## BEGIN

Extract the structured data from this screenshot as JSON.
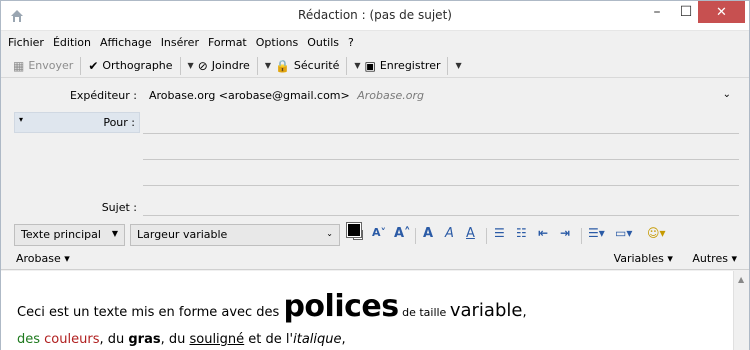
{
  "window": {
    "title": "Rédaction : (pas de sujet)",
    "minimize": "–",
    "maximize": "☐",
    "close": "✕"
  },
  "menubar": [
    {
      "label": "Fichier"
    },
    {
      "label": "Édition"
    },
    {
      "label": "Affichage"
    },
    {
      "label": "Insérer"
    },
    {
      "label": "Format"
    },
    {
      "label": "Options"
    },
    {
      "label": "Outils"
    },
    {
      "label": "?"
    }
  ],
  "toolbar": {
    "send": "Envoyer",
    "spell": "Orthographe",
    "attach": "Joindre",
    "security": "Sécurité",
    "save": "Enregistrer"
  },
  "headers": {
    "from_label": "Expéditeur :",
    "from_value": "Arobase.org <arobase@gmail.com>",
    "from_alias": "Arobase.org",
    "to_label": "Pour :",
    "subject_label": "Sujet :"
  },
  "format": {
    "paragraph_style": "Texte principal",
    "font_family": "Largeur variable"
  },
  "bar": {
    "arobase": "Arobase",
    "variables": "Variables",
    "autres": "Autres"
  },
  "body": {
    "l1_a": "Ceci est un texte mis en forme avec des ",
    "l1_police": "polices",
    "l1_b": " de taille ",
    "l1_var": "variable",
    "l1_c": ",",
    "l2_a": "des ",
    "l2_couleurs": "couleurs",
    "l2_b": ", du ",
    "l2_gras": "gras",
    "l2_c": ", du ",
    "l2_souligne": "souligné",
    "l2_d": " et de l'",
    "l2_italique": "italique",
    "l2_e": ","
  }
}
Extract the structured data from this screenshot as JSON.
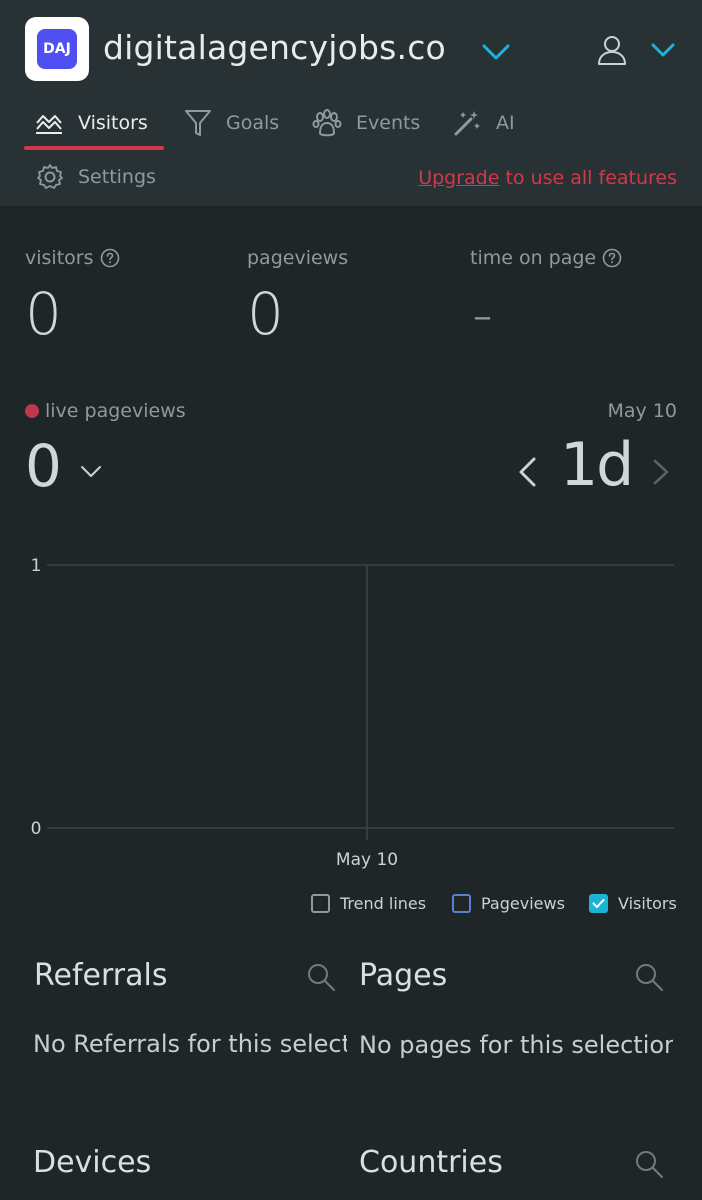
{
  "header": {
    "logo_text": "DAJ",
    "site_name": "digitalagencyjobs.co",
    "tabs": [
      {
        "label": "Visitors"
      },
      {
        "label": "Goals"
      },
      {
        "label": "Events"
      },
      {
        "label": "AI"
      }
    ],
    "settings_label": "Settings",
    "upgrade_link": "Upgrade",
    "upgrade_rest": " to use all features"
  },
  "stats": {
    "visitors_label": "visitors",
    "visitors_value": "0",
    "pageviews_label": "pageviews",
    "pageviews_value": "0",
    "time_label": "time on page",
    "time_value": "-"
  },
  "live": {
    "label": "live pageviews",
    "value": "0",
    "date": "May 10",
    "range": "1d"
  },
  "chart_data": {
    "type": "line",
    "x": [
      "May 10"
    ],
    "series": [
      {
        "name": "Visitors",
        "values": [
          0
        ]
      }
    ],
    "ylim": [
      0,
      1
    ],
    "y_ticks": [
      "0",
      "1"
    ],
    "x_tick_labels": [
      "May 10"
    ],
    "grid": true
  },
  "legend": {
    "items": [
      {
        "label": "Trend lines",
        "checked": false
      },
      {
        "label": "Pageviews",
        "checked": false
      },
      {
        "label": "Visitors",
        "checked": true
      }
    ]
  },
  "panels": {
    "referrals_title": "Referrals",
    "referrals_empty": "No Referrals for this selection",
    "pages_title": "Pages",
    "pages_empty": "No pages for this selection",
    "devices_title": "Devices",
    "countries_title": "Countries"
  },
  "colors": {
    "background": "#1e2628",
    "header": "#283235",
    "accent_red": "#d2384a",
    "accent_cyan": "#1db3d6",
    "logo_blue": "#4f4ff2"
  }
}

## END

- _Task details_: The material above holds pictures; copy everything else in it exactly.

- _Written reply_:
Extract the structured data from this screenshot as JSON.
{
  "window": {
    "title": "Rédaction : (pas de sujet)",
    "minimize": "–",
    "maximize": "☐",
    "close": "✕"
  },
  "menubar": [
    {
      "label": "Fichier"
    },
    {
      "label": "Édition"
    },
    {
      "label": "Affichage"
    },
    {
      "label": "Insérer"
    },
    {
      "label": "Format"
    },
    {
      "label": "Options"
    },
    {
      "label": "Outils"
    },
    {
      "label": "?"
    }
  ],
  "toolbar": {
    "send": "Envoyer",
    "spell": "Orthographe",
    "attach": "Joindre",
    "security": "Sécurité",
    "save": "Enregistrer"
  },
  "headers": {
    "from_label": "Expéditeur :",
    "from_value": "Arobase.org <arobase@gmail.com>",
    "from_alias": "Arobase.org",
    "to_label": "Pour :",
    "subject_label": "Sujet :"
  },
  "format": {
    "paragraph_style": "Texte principal",
    "font_family": "Largeur variable"
  },
  "bar": {
    "arobase": "Arobase",
    "variables": "Variables",
    "autres": "Autres"
  },
  "body": {
    "l1_a": "Ceci est un texte mis en forme avec des ",
    "l1_police": "polices",
    "l1_b": " de taille ",
    "l1_var": "variable",
    "l1_c": ",",
    "l2_a": "des ",
    "l2_couleurs": "couleurs",
    "l2_b": ", du ",
    "l2_gras": "gras",
    "l2_c": ", du ",
    "l2_souligne": "souligné",
    "l2_d": " et de l'",
    "l2_italique": "italique",
    "l2_e": ","
  }
}
Extract the structured data from this screenshot as JSON.
{
  "header": {
    "logo_text": "DAJ",
    "site_name": "digitalagencyjobs.co",
    "tabs": [
      {
        "label": "Visitors"
      },
      {
        "label": "Goals"
      },
      {
        "label": "Events"
      },
      {
        "label": "AI"
      }
    ],
    "settings_label": "Settings",
    "upgrade_link": "Upgrade",
    "upgrade_rest": " to use all features"
  },
  "stats": {
    "visitors_label": "visitors",
    "visitors_value": "0",
    "pageviews_label": "pageviews",
    "pageviews_value": "0",
    "time_label": "time on page",
    "time_value": "-"
  },
  "live": {
    "label": "live pageviews",
    "value": "0",
    "date": "May 10",
    "range": "1d"
  },
  "chart_data": {
    "type": "line",
    "x": [
      "May 10"
    ],
    "series": [
      {
        "name": "Visitors",
        "values": [
          0
        ]
      }
    ],
    "ylim": [
      0,
      1
    ],
    "y_ticks": [
      "0",
      "1"
    ],
    "x_tick_labels": [
      "May 10"
    ],
    "grid": true
  },
  "legend": {
    "items": [
      {
        "label": "Trend lines",
        "checked": false
      },
      {
        "label": "Pageviews",
        "checked": false
      },
      {
        "label": "Visitors",
        "checked": true
      }
    ]
  },
  "panels": {
    "referrals_title": "Referrals",
    "referrals_empty": "No Referrals for this selection",
    "pages_title": "Pages",
    "pages_empty": "No pages for this selection",
    "devices_title": "Devices",
    "countries_title": "Countries"
  },
  "colors": {
    "background": "#1e2628",
    "header": "#283235",
    "accent_red": "#d2384a",
    "accent_cyan": "#1db3d6",
    "logo_blue": "#4f4ff2"
  }
}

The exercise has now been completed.